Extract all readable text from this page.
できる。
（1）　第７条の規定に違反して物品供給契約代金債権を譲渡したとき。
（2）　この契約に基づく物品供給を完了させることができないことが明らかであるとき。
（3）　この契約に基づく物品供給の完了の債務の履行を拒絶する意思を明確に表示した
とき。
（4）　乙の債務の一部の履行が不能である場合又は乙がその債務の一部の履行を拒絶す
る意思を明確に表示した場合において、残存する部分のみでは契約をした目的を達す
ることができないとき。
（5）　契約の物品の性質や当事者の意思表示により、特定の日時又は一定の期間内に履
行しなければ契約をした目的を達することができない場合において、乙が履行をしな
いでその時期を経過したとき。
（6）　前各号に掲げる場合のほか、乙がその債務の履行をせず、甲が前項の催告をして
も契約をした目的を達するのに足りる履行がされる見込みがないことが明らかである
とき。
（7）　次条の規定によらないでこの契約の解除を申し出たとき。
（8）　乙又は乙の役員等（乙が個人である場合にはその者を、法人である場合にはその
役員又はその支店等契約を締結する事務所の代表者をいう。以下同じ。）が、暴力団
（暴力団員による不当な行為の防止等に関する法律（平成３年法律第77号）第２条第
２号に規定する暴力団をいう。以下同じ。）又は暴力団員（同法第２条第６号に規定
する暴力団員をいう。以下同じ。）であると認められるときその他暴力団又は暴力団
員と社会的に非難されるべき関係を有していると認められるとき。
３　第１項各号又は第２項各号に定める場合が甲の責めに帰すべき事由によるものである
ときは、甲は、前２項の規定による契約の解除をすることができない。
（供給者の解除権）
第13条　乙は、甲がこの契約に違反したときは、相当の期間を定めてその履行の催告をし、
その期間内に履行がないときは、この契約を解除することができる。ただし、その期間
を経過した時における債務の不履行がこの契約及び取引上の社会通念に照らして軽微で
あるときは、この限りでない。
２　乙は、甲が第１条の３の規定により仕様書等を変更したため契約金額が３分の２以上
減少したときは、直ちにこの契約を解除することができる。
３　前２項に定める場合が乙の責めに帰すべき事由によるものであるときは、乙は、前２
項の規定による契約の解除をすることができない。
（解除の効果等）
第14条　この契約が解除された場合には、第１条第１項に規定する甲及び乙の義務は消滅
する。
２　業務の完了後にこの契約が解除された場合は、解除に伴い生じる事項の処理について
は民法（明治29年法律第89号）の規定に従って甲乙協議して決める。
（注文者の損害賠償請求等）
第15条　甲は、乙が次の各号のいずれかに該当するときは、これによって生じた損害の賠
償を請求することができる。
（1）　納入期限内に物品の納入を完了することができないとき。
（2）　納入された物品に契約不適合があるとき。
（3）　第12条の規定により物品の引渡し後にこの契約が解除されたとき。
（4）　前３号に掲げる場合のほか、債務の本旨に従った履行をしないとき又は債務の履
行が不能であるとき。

============

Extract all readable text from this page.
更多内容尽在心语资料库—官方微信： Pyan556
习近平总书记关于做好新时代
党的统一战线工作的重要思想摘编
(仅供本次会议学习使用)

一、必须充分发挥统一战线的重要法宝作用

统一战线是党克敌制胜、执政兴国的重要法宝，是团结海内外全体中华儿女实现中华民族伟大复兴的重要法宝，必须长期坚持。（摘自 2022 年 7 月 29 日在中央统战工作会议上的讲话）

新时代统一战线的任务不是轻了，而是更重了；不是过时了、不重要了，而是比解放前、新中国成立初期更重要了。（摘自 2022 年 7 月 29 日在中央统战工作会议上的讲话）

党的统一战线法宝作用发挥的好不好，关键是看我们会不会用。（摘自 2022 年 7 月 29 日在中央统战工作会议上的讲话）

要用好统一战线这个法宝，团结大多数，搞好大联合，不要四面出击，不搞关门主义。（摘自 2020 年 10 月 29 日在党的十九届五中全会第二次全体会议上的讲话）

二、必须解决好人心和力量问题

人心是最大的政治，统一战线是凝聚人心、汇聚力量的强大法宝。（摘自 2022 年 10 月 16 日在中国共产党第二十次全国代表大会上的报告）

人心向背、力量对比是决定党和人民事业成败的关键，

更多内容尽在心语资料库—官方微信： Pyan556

============

Objective: For the entries above, count the lines that contain the string "以下同じ", and state that number without further comment.

Task output: 3